__Exercise__: In the material below, identify each line bearing the word "document". Reproduce those lines.

===== Input rows

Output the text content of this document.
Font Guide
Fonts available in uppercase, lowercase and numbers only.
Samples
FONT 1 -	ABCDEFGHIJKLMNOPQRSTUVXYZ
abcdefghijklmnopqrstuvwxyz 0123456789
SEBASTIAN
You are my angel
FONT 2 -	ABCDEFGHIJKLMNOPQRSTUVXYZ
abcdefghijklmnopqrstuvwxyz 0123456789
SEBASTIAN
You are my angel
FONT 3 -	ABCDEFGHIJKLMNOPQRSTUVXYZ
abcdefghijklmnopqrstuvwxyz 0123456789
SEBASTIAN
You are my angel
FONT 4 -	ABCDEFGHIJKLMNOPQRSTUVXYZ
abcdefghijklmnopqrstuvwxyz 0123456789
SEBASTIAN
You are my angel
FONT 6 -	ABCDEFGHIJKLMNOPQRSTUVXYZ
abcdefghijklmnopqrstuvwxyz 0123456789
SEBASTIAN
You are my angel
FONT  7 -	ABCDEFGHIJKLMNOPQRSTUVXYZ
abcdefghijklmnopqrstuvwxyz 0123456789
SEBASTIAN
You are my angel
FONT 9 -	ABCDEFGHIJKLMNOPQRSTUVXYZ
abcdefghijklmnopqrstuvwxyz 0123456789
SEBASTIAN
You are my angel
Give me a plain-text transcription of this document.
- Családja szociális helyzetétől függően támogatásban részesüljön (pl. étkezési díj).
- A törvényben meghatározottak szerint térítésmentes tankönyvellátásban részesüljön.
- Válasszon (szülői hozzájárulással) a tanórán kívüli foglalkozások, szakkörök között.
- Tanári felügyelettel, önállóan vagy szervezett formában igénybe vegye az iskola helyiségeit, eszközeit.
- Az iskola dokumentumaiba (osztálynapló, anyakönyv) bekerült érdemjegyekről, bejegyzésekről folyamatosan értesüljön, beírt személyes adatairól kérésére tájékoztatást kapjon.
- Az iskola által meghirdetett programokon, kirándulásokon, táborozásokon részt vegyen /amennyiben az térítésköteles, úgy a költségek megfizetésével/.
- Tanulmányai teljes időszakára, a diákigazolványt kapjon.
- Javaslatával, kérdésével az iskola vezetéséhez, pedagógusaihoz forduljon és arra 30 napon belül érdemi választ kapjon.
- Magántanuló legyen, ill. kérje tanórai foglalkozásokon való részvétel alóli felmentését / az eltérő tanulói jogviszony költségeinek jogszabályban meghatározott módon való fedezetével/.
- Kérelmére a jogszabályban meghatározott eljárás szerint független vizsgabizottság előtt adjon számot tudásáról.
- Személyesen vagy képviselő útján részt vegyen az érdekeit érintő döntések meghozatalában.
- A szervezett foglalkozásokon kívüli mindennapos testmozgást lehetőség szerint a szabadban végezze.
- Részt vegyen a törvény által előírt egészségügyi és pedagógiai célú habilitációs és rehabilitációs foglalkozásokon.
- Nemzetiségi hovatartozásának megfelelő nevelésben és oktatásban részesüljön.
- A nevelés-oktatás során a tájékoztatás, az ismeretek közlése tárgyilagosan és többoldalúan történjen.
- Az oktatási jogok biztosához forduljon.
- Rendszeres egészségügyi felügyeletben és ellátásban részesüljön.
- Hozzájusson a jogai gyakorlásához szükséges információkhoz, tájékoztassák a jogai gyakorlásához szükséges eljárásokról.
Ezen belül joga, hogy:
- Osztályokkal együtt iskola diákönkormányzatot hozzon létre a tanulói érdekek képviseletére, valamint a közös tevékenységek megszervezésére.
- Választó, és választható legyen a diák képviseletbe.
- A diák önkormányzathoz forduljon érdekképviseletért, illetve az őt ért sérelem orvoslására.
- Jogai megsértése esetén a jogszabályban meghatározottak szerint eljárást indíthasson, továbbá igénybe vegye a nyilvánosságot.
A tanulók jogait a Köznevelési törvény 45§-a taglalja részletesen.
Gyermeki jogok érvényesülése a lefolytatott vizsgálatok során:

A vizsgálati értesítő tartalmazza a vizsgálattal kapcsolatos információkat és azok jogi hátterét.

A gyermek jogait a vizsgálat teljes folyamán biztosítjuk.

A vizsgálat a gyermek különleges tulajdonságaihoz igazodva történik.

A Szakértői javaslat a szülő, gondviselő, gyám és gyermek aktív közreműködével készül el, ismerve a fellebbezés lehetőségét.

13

==========

__Finished exercise__:
Output the text content of this document.
Give me a plain-text transcription of this document.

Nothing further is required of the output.